Tujuan Tugas:
Ketik ulang seluruh catatan di bawah ini baris demi baris tanpa mengubah satu karakter pun.

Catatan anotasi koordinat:
------------------------------------------------------------------------

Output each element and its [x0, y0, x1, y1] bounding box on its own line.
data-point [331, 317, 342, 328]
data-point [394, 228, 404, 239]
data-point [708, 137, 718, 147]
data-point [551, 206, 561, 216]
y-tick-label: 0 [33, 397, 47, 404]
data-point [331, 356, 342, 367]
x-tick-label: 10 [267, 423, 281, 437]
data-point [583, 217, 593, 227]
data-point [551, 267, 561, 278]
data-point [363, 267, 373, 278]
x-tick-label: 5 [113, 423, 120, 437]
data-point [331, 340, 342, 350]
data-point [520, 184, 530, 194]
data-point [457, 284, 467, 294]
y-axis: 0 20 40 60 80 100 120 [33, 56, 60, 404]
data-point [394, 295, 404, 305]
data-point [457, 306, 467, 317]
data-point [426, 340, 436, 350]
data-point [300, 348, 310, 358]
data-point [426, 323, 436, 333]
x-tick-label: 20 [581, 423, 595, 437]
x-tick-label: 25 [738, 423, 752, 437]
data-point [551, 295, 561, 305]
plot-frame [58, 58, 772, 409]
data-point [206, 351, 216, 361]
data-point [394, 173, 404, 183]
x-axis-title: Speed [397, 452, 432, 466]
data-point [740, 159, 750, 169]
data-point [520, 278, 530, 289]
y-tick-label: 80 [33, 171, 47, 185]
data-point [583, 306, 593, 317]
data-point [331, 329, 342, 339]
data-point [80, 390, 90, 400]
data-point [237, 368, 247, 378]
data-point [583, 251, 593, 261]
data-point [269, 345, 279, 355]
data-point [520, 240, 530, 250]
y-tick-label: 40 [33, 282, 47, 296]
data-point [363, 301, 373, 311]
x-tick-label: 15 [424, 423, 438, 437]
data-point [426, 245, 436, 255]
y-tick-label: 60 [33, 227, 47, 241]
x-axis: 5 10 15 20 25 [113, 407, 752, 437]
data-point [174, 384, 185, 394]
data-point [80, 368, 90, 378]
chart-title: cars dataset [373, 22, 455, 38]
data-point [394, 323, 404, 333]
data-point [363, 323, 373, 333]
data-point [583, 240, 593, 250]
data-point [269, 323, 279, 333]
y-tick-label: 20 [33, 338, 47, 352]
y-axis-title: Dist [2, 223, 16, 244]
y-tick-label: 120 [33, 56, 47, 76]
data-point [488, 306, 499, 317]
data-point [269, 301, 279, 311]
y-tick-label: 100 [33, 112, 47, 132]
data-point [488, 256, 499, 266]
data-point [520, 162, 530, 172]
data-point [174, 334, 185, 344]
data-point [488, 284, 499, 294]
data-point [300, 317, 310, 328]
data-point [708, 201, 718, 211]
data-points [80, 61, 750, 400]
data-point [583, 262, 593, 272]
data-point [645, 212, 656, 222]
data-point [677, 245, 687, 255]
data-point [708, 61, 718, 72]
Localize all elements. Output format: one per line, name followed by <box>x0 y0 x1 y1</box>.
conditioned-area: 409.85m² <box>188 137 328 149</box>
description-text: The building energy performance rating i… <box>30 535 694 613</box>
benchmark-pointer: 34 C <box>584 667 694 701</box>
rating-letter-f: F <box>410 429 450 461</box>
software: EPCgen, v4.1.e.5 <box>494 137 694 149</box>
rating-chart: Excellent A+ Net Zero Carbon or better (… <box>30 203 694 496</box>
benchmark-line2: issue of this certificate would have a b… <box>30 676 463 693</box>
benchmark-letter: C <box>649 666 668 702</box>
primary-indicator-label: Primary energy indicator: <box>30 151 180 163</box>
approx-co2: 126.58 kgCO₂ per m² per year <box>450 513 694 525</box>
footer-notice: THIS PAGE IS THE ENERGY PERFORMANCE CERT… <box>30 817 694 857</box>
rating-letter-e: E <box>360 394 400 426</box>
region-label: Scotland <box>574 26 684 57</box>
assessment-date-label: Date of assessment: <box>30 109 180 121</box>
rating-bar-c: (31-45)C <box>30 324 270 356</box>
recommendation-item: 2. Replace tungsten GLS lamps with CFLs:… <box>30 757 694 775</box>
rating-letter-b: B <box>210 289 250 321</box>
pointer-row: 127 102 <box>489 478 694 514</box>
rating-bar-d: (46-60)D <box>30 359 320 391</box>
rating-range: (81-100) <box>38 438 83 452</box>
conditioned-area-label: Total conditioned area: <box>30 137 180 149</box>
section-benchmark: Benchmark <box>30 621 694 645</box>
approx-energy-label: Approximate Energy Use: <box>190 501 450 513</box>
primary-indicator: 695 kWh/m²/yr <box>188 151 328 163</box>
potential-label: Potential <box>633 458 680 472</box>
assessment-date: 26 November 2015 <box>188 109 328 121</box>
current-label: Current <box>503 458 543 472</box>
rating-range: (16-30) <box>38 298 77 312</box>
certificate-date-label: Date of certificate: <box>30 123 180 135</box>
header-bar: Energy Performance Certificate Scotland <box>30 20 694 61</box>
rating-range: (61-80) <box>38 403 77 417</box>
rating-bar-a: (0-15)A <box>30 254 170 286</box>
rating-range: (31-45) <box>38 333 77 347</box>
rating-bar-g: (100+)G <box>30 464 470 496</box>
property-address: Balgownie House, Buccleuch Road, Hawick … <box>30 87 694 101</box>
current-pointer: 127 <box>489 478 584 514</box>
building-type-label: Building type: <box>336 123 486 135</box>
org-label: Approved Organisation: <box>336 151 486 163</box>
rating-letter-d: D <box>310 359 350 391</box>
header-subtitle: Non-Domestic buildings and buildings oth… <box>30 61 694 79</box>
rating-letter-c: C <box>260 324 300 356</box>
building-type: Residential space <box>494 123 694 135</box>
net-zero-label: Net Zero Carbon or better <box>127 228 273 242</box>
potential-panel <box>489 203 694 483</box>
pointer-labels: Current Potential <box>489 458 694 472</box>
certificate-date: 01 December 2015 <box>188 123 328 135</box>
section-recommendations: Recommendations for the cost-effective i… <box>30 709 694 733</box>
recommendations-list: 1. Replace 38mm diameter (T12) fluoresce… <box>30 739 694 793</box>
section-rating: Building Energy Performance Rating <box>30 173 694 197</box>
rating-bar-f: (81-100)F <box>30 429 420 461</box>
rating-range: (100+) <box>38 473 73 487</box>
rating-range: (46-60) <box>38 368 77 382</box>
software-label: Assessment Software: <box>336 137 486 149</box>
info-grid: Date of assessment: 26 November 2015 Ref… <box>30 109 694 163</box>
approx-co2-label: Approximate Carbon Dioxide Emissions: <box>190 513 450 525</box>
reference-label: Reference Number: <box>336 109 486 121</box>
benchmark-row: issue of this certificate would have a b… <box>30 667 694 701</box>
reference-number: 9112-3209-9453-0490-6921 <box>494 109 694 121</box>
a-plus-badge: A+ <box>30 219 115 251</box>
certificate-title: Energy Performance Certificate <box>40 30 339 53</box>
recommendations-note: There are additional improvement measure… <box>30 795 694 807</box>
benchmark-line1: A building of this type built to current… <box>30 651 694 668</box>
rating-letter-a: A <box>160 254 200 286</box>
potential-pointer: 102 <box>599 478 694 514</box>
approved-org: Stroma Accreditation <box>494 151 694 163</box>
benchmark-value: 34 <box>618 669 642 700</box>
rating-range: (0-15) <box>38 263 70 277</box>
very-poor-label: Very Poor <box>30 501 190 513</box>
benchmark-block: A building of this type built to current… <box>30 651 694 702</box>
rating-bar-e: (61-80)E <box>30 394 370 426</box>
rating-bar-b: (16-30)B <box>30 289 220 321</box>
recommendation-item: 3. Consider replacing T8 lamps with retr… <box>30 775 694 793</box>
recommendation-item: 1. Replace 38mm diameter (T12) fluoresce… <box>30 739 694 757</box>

------------------------------------------------------------------------

Pemecahan Masalah:
Output each element and its [x0, y0, x1, y1] bounding box on its own line.
data-point [331, 317, 342, 328]
data-point [394, 228, 404, 239]
data-point [708, 137, 718, 147]
data-point [551, 206, 561, 216]
y-tick-label: 0 [33, 397, 47, 404]
data-point [331, 356, 342, 367]
x-tick-label: 10 [267, 423, 281, 437]
data-point [583, 217, 593, 227]
data-point [551, 267, 561, 278]
data-point [363, 267, 373, 278]
x-tick-label: 5 [113, 423, 120, 437]
data-point [331, 340, 342, 350]
data-point [520, 184, 530, 194]
data-point [457, 284, 467, 294]
y-axis: 0 20 40 60 80 100 120 [33, 56, 60, 404]
data-point [394, 295, 404, 305]
data-point [457, 306, 467, 317]
data-point [426, 340, 436, 350]
data-point [300, 348, 310, 358]
data-point [426, 323, 436, 333]
x-tick-label: 20 [581, 423, 595, 437]
x-tick-label: 25 [738, 423, 752, 437]
data-point [551, 295, 561, 305]
plot-frame [58, 58, 772, 409]
data-point [206, 351, 216, 361]
data-point [394, 173, 404, 183]
x-axis-title: Speed [397, 452, 432, 466]
data-point [740, 159, 750, 169]
data-point [520, 278, 530, 289]
y-tick-label: 80 [33, 171, 47, 185]
data-point [583, 306, 593, 317]
data-point [331, 329, 342, 339]
data-point [80, 390, 90, 400]
data-point [237, 368, 247, 378]
data-point [583, 251, 593, 261]
data-point [269, 345, 279, 355]
data-point [520, 240, 530, 250]
y-tick-label: 40 [33, 282, 47, 296]
data-point [363, 301, 373, 311]
x-tick-label: 15 [424, 423, 438, 437]
data-point [426, 245, 436, 255]
y-tick-label: 60 [33, 227, 47, 241]
x-axis: 5 10 15 20 25 [113, 407, 752, 437]
data-point [174, 384, 185, 394]
data-point [80, 368, 90, 378]
chart-title: cars dataset [373, 22, 455, 38]
data-point [394, 323, 404, 333]
data-point [363, 323, 373, 333]
data-point [583, 240, 593, 250]
data-point [269, 323, 279, 333]
y-tick-label: 20 [33, 338, 47, 352]
y-axis-title: Dist [2, 223, 16, 244]
y-tick-label: 120 [33, 56, 47, 76]
data-point [488, 306, 499, 317]
data-point [269, 301, 279, 311]
y-tick-label: 100 [33, 112, 47, 132]
data-point [488, 256, 499, 266]
data-point [520, 162, 530, 172]
data-point [174, 334, 185, 344]
data-point [488, 284, 499, 294]
data-point [300, 317, 310, 328]
data-point [708, 201, 718, 211]
data-points [80, 61, 750, 400]
data-point [583, 262, 593, 272]
data-point [645, 212, 656, 222]
data-point [677, 245, 687, 255]
data-point [708, 61, 718, 72]
Localize all elements. Output format: one per line, name followed by <box>x0 y0 x1 y1</box>.
conditioned-area: 409.85m² <box>188 137 328 149</box>
description-text: The building energy performance rating i… <box>30 535 694 613</box>
benchmark-pointer: 34 C <box>584 667 694 701</box>
rating-letter-f: F <box>410 429 450 461</box>
software: EPCgen, v4.1.e.5 <box>494 137 694 149</box>
rating-chart: Excellent A+ Net Zero Carbon or better (… <box>30 203 694 496</box>
benchmark-line2: issue of this certificate would have a b… <box>30 676 463 693</box>
benchmark-letter: C <box>649 666 668 702</box>
primary-indicator-label: Primary energy indicator: <box>30 151 180 163</box>
approx-co2: 126.58 kgCO₂ per m² per year <box>450 513 694 525</box>
footer-notice: THIS PAGE IS THE ENERGY PERFORMANCE CERT… <box>30 817 694 857</box>
rating-letter-e: E <box>360 394 400 426</box>
region-label: Scotland <box>574 26 684 57</box>
assessment-date-label: Date of assessment: <box>30 109 180 121</box>
rating-bar-c: (31-45)C <box>30 324 270 356</box>
recommendation-item: 2. Replace tungsten GLS lamps with CFLs:… <box>30 757 694 775</box>
rating-letter-b: B <box>210 289 250 321</box>
pointer-row: 127 102 <box>489 478 694 514</box>
rating-bar-d: (46-60)D <box>30 359 320 391</box>
rating-range: (81-100) <box>38 438 83 452</box>
conditioned-area-label: Total conditioned area: <box>30 137 180 149</box>
section-benchmark: Benchmark <box>30 621 694 645</box>
approx-energy-label: Approximate Energy Use: <box>190 501 450 513</box>
primary-indicator: 695 kWh/m²/yr <box>188 151 328 163</box>
potential-label: Potential <box>633 458 680 472</box>
assessment-date: 26 November 2015 <box>188 109 328 121</box>
current-label: Current <box>503 458 543 472</box>
rating-range: (16-30) <box>38 298 77 312</box>
certificate-date-label: Date of certificate: <box>30 123 180 135</box>
header-bar: Energy Performance Certificate Scotland <box>30 20 694 61</box>
rating-range: (61-80) <box>38 403 77 417</box>
rating-bar-a: (0-15)A <box>30 254 170 286</box>
rating-range: (31-45) <box>38 333 77 347</box>
rating-bar-g: (100+)G <box>30 464 470 496</box>
property-address: Balgownie House, Buccleuch Road, Hawick … <box>30 87 694 101</box>
current-pointer: 127 <box>489 478 584 514</box>
building-type-label: Building type: <box>336 123 486 135</box>
org-label: Approved Organisation: <box>336 151 486 163</box>
rating-letter-d: D <box>310 359 350 391</box>
header-subtitle: Non-Domestic buildings and buildings oth… <box>30 61 694 79</box>
rating-letter-c: C <box>260 324 300 356</box>
building-type: Residential space <box>494 123 694 135</box>
net-zero-label: Net Zero Carbon or better <box>127 228 273 242</box>
potential-panel <box>489 203 694 483</box>
pointer-labels: Current Potential <box>489 458 694 472</box>
certificate-date: 01 December 2015 <box>188 123 328 135</box>
section-recommendations: Recommendations for the cost-effective i… <box>30 709 694 733</box>
recommendations-list: 1. Replace 38mm diameter (T12) fluoresce… <box>30 739 694 793</box>
section-rating: Building Energy Performance Rating <box>30 173 694 197</box>
rating-bar-f: (81-100)F <box>30 429 420 461</box>
rating-range: (100+) <box>38 473 73 487</box>
rating-range: (46-60) <box>38 368 77 382</box>
software-label: Assessment Software: <box>336 137 486 149</box>
info-grid: Date of assessment: 26 November 2015 Ref… <box>30 109 694 163</box>
approx-co2-label: Approximate Carbon Dioxide Emissions: <box>190 513 450 525</box>
reference-label: Reference Number: <box>336 109 486 121</box>
benchmark-row: issue of this certificate would have a b… <box>30 667 694 701</box>
reference-number: 9112-3209-9453-0490-6921 <box>494 109 694 121</box>
a-plus-badge: A+ <box>30 219 115 251</box>
certificate-title: Energy Performance Certificate <box>40 30 339 53</box>
recommendations-note: There are additional improvement measure… <box>30 795 694 807</box>
benchmark-line1: A building of this type built to current… <box>30 651 694 668</box>
rating-letter-a: A <box>160 254 200 286</box>
potential-pointer: 102 <box>599 478 694 514</box>
approved-org: Stroma Accreditation <box>494 151 694 163</box>
benchmark-value: 34 <box>618 669 642 700</box>
rating-range: (0-15) <box>38 263 70 277</box>
very-poor-label: Very Poor <box>30 501 190 513</box>
benchmark-block: A building of this type built to current… <box>30 651 694 702</box>
rating-bar-e: (61-80)E <box>30 394 370 426</box>
rating-bar-b: (16-30)B <box>30 289 220 321</box>
recommendation-item: 3. Consider replacing T8 lamps with retr… <box>30 775 694 793</box>
recommendation-item: 1. Replace 38mm diameter (T12) fluoresce… <box>30 739 694 757</box>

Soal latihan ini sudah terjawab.